» YOUR INSTRUCTIONS
State the count of lines below featuring the word "when", and write nothing further.

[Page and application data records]
====

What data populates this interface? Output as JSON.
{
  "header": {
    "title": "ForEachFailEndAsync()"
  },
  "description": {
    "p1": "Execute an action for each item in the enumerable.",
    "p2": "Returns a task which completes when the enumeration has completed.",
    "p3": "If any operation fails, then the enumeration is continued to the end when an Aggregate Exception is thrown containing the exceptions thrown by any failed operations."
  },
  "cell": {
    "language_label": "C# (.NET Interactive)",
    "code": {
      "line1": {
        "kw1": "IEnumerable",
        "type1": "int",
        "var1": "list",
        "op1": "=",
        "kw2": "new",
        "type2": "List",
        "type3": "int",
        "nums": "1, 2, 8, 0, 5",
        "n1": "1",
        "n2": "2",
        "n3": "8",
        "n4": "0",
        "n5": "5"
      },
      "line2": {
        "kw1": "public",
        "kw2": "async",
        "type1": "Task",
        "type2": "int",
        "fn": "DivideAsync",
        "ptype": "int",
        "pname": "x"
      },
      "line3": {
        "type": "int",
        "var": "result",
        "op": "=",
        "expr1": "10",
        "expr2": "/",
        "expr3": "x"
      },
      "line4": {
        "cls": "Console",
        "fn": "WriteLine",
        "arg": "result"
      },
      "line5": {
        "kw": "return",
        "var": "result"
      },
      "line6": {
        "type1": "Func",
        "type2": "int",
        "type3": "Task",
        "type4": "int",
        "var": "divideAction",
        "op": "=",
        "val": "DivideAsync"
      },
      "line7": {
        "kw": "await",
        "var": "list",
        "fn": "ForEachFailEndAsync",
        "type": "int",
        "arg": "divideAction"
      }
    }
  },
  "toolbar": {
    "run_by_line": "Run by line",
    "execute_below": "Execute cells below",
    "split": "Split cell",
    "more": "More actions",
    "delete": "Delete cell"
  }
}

====

» ANSWER BOX
2